-- Start Supplied material --
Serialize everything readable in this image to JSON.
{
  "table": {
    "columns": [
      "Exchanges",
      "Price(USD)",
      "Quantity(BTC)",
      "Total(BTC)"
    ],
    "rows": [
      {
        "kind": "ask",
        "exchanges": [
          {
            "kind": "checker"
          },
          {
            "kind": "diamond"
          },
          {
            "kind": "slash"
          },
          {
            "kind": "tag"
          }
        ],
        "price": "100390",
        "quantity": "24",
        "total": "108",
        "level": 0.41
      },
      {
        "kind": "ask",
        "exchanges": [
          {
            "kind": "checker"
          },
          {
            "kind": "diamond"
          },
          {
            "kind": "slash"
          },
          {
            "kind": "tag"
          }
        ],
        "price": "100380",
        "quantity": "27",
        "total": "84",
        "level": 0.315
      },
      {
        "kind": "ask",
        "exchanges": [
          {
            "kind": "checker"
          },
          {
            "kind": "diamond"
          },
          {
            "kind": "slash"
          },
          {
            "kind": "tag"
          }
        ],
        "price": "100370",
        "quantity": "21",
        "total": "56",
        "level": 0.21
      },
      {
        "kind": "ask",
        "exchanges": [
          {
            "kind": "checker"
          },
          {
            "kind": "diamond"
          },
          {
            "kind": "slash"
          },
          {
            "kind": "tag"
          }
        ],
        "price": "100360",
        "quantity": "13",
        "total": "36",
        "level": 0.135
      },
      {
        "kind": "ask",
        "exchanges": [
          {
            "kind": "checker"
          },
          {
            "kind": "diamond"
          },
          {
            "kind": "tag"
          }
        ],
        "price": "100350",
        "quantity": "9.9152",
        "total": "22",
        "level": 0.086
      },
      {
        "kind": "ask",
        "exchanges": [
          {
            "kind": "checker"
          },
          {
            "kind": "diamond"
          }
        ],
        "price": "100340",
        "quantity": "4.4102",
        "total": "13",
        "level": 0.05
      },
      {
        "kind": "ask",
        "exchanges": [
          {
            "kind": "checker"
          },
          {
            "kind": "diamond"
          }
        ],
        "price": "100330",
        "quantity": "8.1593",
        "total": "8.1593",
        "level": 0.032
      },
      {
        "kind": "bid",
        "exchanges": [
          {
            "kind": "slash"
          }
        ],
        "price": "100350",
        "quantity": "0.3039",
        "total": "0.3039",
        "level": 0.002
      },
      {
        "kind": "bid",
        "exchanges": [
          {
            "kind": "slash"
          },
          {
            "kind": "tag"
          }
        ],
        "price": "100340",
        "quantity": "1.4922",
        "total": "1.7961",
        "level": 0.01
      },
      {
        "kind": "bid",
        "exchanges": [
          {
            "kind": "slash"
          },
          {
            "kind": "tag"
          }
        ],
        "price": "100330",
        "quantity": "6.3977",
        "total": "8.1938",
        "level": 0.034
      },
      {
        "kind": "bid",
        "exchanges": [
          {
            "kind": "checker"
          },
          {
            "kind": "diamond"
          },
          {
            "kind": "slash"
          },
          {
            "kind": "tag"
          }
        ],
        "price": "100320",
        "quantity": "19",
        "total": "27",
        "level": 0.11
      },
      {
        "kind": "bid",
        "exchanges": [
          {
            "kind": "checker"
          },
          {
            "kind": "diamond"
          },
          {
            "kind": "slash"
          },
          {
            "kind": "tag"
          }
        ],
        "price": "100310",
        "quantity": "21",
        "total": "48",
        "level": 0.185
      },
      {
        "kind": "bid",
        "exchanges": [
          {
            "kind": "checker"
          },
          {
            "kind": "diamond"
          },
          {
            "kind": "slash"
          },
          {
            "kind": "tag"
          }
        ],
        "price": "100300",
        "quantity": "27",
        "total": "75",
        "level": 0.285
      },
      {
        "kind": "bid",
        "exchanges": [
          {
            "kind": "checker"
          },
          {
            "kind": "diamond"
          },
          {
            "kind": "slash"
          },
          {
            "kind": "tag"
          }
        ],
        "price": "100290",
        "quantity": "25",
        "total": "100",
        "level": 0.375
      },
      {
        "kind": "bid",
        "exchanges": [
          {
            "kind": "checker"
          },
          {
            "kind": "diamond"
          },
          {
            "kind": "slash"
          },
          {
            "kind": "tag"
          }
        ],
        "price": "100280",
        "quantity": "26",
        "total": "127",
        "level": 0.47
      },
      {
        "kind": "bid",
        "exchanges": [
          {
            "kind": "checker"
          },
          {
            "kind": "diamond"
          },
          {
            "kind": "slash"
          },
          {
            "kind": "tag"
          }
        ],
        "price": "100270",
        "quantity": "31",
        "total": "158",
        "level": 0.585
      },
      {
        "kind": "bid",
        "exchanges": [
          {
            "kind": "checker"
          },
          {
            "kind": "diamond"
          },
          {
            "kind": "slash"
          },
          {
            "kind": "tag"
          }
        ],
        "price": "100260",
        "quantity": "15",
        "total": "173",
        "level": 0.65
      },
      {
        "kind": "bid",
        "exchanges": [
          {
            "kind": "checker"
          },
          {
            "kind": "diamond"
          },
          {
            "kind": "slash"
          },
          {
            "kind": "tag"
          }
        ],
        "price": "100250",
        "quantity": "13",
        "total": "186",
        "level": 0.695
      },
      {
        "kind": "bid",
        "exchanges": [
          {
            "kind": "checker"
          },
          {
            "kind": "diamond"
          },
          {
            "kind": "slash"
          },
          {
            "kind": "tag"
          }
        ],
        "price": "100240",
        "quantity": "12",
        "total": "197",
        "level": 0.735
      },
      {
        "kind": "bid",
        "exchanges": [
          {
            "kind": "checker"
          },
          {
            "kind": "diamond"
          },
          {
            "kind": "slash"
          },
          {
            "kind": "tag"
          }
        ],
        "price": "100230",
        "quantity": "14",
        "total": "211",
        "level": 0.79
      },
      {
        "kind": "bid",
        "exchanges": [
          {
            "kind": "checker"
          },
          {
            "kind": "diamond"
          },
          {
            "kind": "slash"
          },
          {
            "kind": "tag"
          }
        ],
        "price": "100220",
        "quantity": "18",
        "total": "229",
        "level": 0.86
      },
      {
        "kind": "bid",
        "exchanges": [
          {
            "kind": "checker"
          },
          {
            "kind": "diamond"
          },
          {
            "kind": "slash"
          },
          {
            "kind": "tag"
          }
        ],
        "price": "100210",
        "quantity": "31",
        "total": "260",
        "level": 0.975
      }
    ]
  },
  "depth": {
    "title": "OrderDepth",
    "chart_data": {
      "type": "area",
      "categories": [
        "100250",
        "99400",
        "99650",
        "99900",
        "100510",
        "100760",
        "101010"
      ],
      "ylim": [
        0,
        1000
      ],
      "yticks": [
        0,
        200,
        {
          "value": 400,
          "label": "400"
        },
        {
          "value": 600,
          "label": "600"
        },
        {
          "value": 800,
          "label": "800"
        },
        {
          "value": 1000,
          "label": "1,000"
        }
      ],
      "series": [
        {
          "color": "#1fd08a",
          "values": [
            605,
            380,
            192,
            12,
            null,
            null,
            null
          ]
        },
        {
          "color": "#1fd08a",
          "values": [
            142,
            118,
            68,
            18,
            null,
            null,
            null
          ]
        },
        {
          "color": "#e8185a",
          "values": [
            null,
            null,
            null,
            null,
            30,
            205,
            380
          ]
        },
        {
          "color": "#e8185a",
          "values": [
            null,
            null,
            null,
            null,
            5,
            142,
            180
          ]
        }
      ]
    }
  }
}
-- End Supplied material --
**Instructions to follow:**
Would you restate each of the entries word for word?

**Exercise result:**
Serialize everything readable in this image to JSON.
{
  "table": {
    "columns": [
      "Exchanges",
      "Price(USD)",
      "Quantity(BTC)",
      "Total(BTC)"
    ],
    "rows": [
      {
        "kind": "ask",
        "exchanges": [
          {
            "kind": "checker"
          },
          {
            "kind": "diamond"
          },
          {
            "kind": "slash"
          },
          {
            "kind": "tag"
          }
        ],
        "price": "100390",
        "quantity": "24",
        "total": "108",
        "level": 0.41
      },
      {
        "kind": "ask",
        "exchanges": [
          {
            "kind": "checker"
          },
          {
            "kind": "diamond"
          },
          {
            "kind": "slash"
          },
          {
            "kind": "tag"
          }
        ],
        "price": "100380",
        "quantity": "27",
        "total": "84",
        "level": 0.315
      },
      {
        "kind": "ask",
        "exchanges": [
          {
            "kind": "checker"
          },
          {
            "kind": "diamond"
          },
          {
            "kind": "slash"
          },
          {
            "kind": "tag"
          }
        ],
        "price": "100370",
        "quantity": "21",
        "total": "56",
        "level": 0.21
      },
      {
        "kind": "ask",
        "exchanges": [
          {
            "kind": "checker"
          },
          {
            "kind": "diamond"
          },
          {
            "kind": "slash"
          },
          {
            "kind": "tag"
          }
        ],
        "price": "100360",
        "quantity": "13",
        "total": "36",
        "level": 0.135
      },
      {
        "kind": "ask",
        "exchanges": [
          {
            "kind": "checker"
          },
          {
            "kind": "diamond"
          },
          {
            "kind": "tag"
          }
        ],
        "price": "100350",
        "quantity": "9.9152",
        "total": "22",
        "level": 0.086
      },
      {
        "kind": "ask",
        "exchanges": [
          {
            "kind": "checker"
          },
          {
            "kind": "diamond"
          }
        ],
        "price": "100340",
        "quantity": "4.4102",
        "total": "13",
        "level": 0.05
      },
      {
        "kind": "ask",
        "exchanges": [
          {
            "kind": "checker"
          },
          {
            "kind": "diamond"
          }
        ],
        "price": "100330",
        "quantity": "8.1593",
        "total": "8.1593",
        "level": 0.032
      },
      {
        "kind": "bid",
        "exchanges": [
          {
            "kind": "slash"
          }
        ],
        "price": "100350",
        "quantity": "0.3039",
        "total": "0.3039",
        "level": 0.002
      },
      {
        "kind": "bid",
        "exchanges": [
          {
            "kind": "slash"
          },
          {
            "kind": "tag"
          }
        ],
        "price": "100340",
        "quantity": "1.4922",
        "total": "1.7961",
        "level": 0.01
      },
      {
        "kind": "bid",
        "exchanges": [
          {
            "kind": "slash"
          },
          {
            "kind": "tag"
          }
        ],
        "price": "100330",
        "quantity": "6.3977",
        "total": "8.1938",
        "level": 0.034
      },
      {
        "kind": "bid",
        "exchanges": [
          {
            "kind": "checker"
          },
          {
            "kind": "diamond"
          },
          {
            "kind": "slash"
          },
          {
            "kind": "tag"
          }
        ],
        "price": "100320",
        "quantity": "19",
        "total": "27",
        "level": 0.11
      },
      {
        "kind": "bid",
        "exchanges": [
          {
            "kind": "checker"
          },
          {
            "kind": "diamond"
          },
          {
            "kind": "slash"
          },
          {
            "kind": "tag"
          }
        ],
        "price": "100310",
        "quantity": "21",
        "total": "48",
        "level": 0.185
      },
      {
        "kind": "bid",
        "exchanges": [
          {
            "kind": "checker"
          },
          {
            "kind": "diamond"
          },
          {
            "kind": "slash"
          },
          {
            "kind": "tag"
          }
        ],
        "price": "100300",
        "quantity": "27",
        "total": "75",
        "level": 0.285
      },
      {
        "kind": "bid",
        "exchanges": [
          {
            "kind": "checker"
          },
          {
            "kind": "diamond"
          },
          {
            "kind": "slash"
          },
          {
            "kind": "tag"
          }
        ],
        "price": "100290",
        "quantity": "25",
        "total": "100",
        "level": 0.375
      },
      {
        "kind": "bid",
        "exchanges": [
          {
            "kind": "checker"
          },
          {
            "kind": "diamond"
          },
          {
            "kind": "slash"
          },
          {
            "kind": "tag"
          }
        ],
        "price": "100280",
        "quantity": "26",
        "total": "127",
        "level": 0.47
      },
      {
        "kind": "bid",
        "exchanges": [
          {
            "kind": "checker"
          },
          {
            "kind": "diamond"
          },
          {
            "kind": "slash"
          },
          {
            "kind": "tag"
          }
        ],
        "price": "100270",
        "quantity": "31",
        "total": "158",
        "level": 0.585
      },
      {
        "kind": "bid",
        "exchanges": [
          {
            "kind": "checker"
          },
          {
            "kind": "diamond"
          },
          {
            "kind": "slash"
          },
          {
            "kind": "tag"
          }
        ],
        "price": "100260",
        "quantity": "15",
        "total": "173",
        "level": 0.65
      },
      {
        "kind": "bid",
        "exchanges": [
          {
            "kind": "checker"
          },
          {
            "kind": "diamond"
          },
          {
            "kind": "slash"
          },
          {
            "kind": "tag"
          }
        ],
        "price": "100250",
        "quantity": "13",
        "total": "186",
        "level": 0.695
      },
      {
        "kind": "bid",
        "exchanges": [
          {
            "kind": "checker"
          },
          {
            "kind": "diamond"
          },
          {
            "kind": "slash"
          },
          {
            "kind": "tag"
          }
        ],
        "price": "100240",
        "quantity": "12",
        "total": "197",
        "level": 0.735
      },
      {
        "kind": "bid",
        "exchanges": [
          {
            "kind": "checker"
          },
          {
            "kind": "diamond"
          },
          {
            "kind": "slash"
          },
          {
            "kind": "tag"
          }
        ],
        "price": "100230",
        "quantity": "14",
        "total": "211",
        "level": 0.79
      },
      {
        "kind": "bid",
        "exchanges": [
          {
            "kind": "checker"
          },
          {
            "kind": "diamond"
          },
          {
            "kind": "slash"
          },
          {
            "kind": "tag"
          }
        ],
        "price": "100220",
        "quantity": "18",
        "total": "229",
        "level": 0.86
      },
      {
        "kind": "bid",
        "exchanges": [
          {
            "kind": "checker"
          },
          {
            "kind": "diamond"
          },
          {
            "kind": "slash"
          },
          {
            "kind": "tag"
          }
        ],
        "price": "100210",
        "quantity": "31",
        "total": "260",
        "level": 0.975
      }
    ]
  },
  "depth": {
    "title": "OrderDepth",
    "chart_data": {
      "type": "area",
      "categories": [
        "100250",
        "99400",
        "99650",
        "99900",
        "100510",
        "100760",
        "101010"
      ],
      "ylim": [
        0,
        1000
      ],
      "yticks": [
        0,
        200,
        {
          "value": 400,
          "label": "400"
        },
        {
          "value": 600,
          "label": "600"
        },
        {
          "value": 800,
          "label": "800"
        },
        {
          "value": 1000,
          "label": "1,000"
        }
      ],
      "series": [
        {
          "color": "#1fd08a",
          "values": [
            605,
            380,
            192,
            12,
            null,
            null,
            null
          ]
        },
        {
          "color": "#1fd08a",
          "values": [
            142,
            118,
            68,
            18,
            null,
            null,
            null
          ]
        },
        {
          "color": "#e8185a",
          "values": [
            null,
            null,
            null,
            null,
            30,
            205,
            380
          ]
        },
        {
          "color": "#e8185a",
          "values": [
            null,
            null,
            null,
            null,
            5,
            142,
            180
          ]
        }
      ]
    }
  }
}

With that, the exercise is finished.